» AIM: Every entry must be echoed exactly.

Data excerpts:
╔══
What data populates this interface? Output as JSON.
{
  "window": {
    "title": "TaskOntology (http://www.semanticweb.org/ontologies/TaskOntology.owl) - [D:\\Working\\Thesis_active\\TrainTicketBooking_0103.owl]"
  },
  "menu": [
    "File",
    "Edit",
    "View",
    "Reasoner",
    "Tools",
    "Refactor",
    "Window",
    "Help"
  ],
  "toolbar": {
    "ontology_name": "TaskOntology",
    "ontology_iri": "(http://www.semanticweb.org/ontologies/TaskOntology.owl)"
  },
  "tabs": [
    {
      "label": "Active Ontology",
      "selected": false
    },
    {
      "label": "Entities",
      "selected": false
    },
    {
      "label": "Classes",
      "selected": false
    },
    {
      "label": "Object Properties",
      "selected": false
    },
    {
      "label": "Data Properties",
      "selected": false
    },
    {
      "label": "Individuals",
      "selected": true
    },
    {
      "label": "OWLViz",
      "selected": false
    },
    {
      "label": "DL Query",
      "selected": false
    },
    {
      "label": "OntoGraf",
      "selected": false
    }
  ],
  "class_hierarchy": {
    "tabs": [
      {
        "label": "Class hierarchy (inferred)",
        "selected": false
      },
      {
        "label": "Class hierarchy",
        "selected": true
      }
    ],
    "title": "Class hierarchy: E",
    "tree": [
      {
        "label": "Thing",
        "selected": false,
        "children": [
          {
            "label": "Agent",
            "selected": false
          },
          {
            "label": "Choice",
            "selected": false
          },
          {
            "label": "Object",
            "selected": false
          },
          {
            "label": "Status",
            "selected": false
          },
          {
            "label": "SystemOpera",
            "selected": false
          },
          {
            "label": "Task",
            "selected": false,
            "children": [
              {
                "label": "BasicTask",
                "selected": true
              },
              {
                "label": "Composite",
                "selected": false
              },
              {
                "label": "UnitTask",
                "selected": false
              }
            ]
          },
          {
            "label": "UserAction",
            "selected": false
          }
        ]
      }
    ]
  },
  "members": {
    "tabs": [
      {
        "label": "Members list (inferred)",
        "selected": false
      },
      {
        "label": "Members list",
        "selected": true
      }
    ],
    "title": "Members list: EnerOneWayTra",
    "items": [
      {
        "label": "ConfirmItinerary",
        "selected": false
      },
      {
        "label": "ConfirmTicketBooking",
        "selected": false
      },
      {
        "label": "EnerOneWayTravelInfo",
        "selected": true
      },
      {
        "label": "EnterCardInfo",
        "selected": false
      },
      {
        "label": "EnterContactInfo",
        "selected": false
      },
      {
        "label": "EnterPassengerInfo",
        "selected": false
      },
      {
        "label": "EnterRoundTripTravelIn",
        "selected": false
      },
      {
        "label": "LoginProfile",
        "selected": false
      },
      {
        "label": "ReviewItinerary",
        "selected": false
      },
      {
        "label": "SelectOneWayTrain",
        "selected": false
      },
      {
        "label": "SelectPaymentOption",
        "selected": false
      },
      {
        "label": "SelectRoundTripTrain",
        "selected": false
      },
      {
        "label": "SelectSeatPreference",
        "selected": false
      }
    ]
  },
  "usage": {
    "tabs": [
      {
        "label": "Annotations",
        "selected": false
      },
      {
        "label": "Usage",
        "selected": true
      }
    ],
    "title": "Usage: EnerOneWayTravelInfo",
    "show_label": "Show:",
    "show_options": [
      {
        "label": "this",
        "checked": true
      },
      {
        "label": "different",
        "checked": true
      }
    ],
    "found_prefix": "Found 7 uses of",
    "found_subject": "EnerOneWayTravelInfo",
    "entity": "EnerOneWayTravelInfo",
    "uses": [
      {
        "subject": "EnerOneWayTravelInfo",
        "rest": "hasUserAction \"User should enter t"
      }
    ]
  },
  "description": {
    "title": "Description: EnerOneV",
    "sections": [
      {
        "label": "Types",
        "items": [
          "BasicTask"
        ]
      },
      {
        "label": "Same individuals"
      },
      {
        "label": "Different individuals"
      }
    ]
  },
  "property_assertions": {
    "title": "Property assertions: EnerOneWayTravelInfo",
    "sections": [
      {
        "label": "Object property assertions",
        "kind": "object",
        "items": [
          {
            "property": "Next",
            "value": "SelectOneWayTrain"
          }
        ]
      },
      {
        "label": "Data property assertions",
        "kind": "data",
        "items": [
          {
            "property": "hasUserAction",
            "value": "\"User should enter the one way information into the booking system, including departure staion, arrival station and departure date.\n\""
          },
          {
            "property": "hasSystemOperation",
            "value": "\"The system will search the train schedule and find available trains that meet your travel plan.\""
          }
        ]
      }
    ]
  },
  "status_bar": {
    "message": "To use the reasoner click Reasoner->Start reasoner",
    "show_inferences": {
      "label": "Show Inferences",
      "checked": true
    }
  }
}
╚══
» COMPLETED EXERCISE:
What data populates this interface? Output as JSON.
{
  "window": {
    "title": "TaskOntology (http://www.semanticweb.org/ontologies/TaskOntology.owl) - [D:\\Working\\Thesis_active\\TrainTicketBooking_0103.owl]"
  },
  "menu": [
    "File",
    "Edit",
    "View",
    "Reasoner",
    "Tools",
    "Refactor",
    "Window",
    "Help"
  ],
  "toolbar": {
    "ontology_name": "TaskOntology",
    "ontology_iri": "(http://www.semanticweb.org/ontologies/TaskOntology.owl)"
  },
  "tabs": [
    {
      "label": "Active Ontology",
      "selected": false
    },
    {
      "label": "Entities",
      "selected": false
    },
    {
      "label": "Classes",
      "selected": false
    },
    {
      "label": "Object Properties",
      "selected": false
    },
    {
      "label": "Data Properties",
      "selected": false
    },
    {
      "label": "Individuals",
      "selected": true
    },
    {
      "label": "OWLViz",
      "selected": false
    },
    {
      "label": "DL Query",
      "selected": false
    },
    {
      "label": "OntoGraf",
      "selected": false
    }
  ],
  "class_hierarchy": {
    "tabs": [
      {
        "label": "Class hierarchy (inferred)",
        "selected": false
      },
      {
        "label": "Class hierarchy",
        "selected": true
      }
    ],
    "title": "Class hierarchy: E",
    "tree": [
      {
        "label": "Thing",
        "selected": false,
        "children": [
          {
            "label": "Agent",
            "selected": false
          },
          {
            "label": "Choice",
            "selected": false
          },
          {
            "label": "Object",
            "selected": false
          },
          {
            "label": "Status",
            "selected": false
          },
          {
            "label": "SystemOpera",
            "selected": false
          },
          {
            "label": "Task",
            "selected": false,
            "children": [
              {
                "label": "BasicTask",
                "selected": true
              },
              {
                "label": "Composite",
                "selected": false
              },
              {
                "label": "UnitTask",
                "selected": false
              }
            ]
          },
          {
            "label": "UserAction",
            "selected": false
          }
        ]
      }
    ]
  },
  "members": {
    "tabs": [
      {
        "label": "Members list (inferred)",
        "selected": false
      },
      {
        "label": "Members list",
        "selected": true
      }
    ],
    "title": "Members list: EnerOneWayTra",
    "items": [
      {
        "label": "ConfirmItinerary",
        "selected": false
      },
      {
        "label": "ConfirmTicketBooking",
        "selected": false
      },
      {
        "label": "EnerOneWayTravelInfo",
        "selected": true
      },
      {
        "label": "EnterCardInfo",
        "selected": false
      },
      {
        "label": "EnterContactInfo",
        "selected": false
      },
      {
        "label": "EnterPassengerInfo",
        "selected": false
      },
      {
        "label": "EnterRoundTripTravelIn",
        "selected": false
      },
      {
        "label": "LoginProfile",
        "selected": false
      },
      {
        "label": "ReviewItinerary",
        "selected": false
      },
      {
        "label": "SelectOneWayTrain",
        "selected": false
      },
      {
        "label": "SelectPaymentOption",
        "selected": false
      },
      {
        "label": "SelectRoundTripTrain",
        "selected": false
      },
      {
        "label": "SelectSeatPreference",
        "selected": false
      }
    ]
  },
  "usage": {
    "tabs": [
      {
        "label": "Annotations",
        "selected": false
      },
      {
        "label": "Usage",
        "selected": true
      }
    ],
    "title": "Usage: EnerOneWayTravelInfo",
    "show_label": "Show:",
    "show_options": [
      {
        "label": "this",
        "checked": true
      },
      {
        "label": "different",
        "checked": true
      }
    ],
    "found_prefix": "Found 7 uses of",
    "found_subject": "EnerOneWayTravelInfo",
    "entity": "EnerOneWayTravelInfo",
    "uses": [
      {
        "subject": "EnerOneWayTravelInfo",
        "rest": "hasUserAction \"User should enter t"
      }
    ]
  },
  "description": {
    "title": "Description: EnerOneV",
    "sections": [
      {
        "label": "Types",
        "items": [
          "BasicTask"
        ]
      },
      {
        "label": "Same individuals"
      },
      {
        "label": "Different individuals"
      }
    ]
  },
  "property_assertions": {
    "title": "Property assertions: EnerOneWayTravelInfo",
    "sections": [
      {
        "label": "Object property assertions",
        "kind": "object",
        "items": [
          {
            "property": "Next",
            "value": "SelectOneWayTrain"
          }
        ]
      },
      {
        "label": "Data property assertions",
        "kind": "data",
        "items": [
          {
            "property": "hasUserAction",
            "value": "\"User should enter the one way information into the booking system, including departure staion, arrival station and departure date.\n\""
          },
          {
            "property": "hasSystemOperation",
            "value": "\"The system will search the train schedule and find available trains that meet your travel plan.\""
          }
        ]
      }
    ]
  },
  "status_bar": {
    "message": "To use the reasoner click Reasoner->Start reasoner",
    "show_inferences": {
      "label": "Show Inferences",
      "checked": true
    }
  }
}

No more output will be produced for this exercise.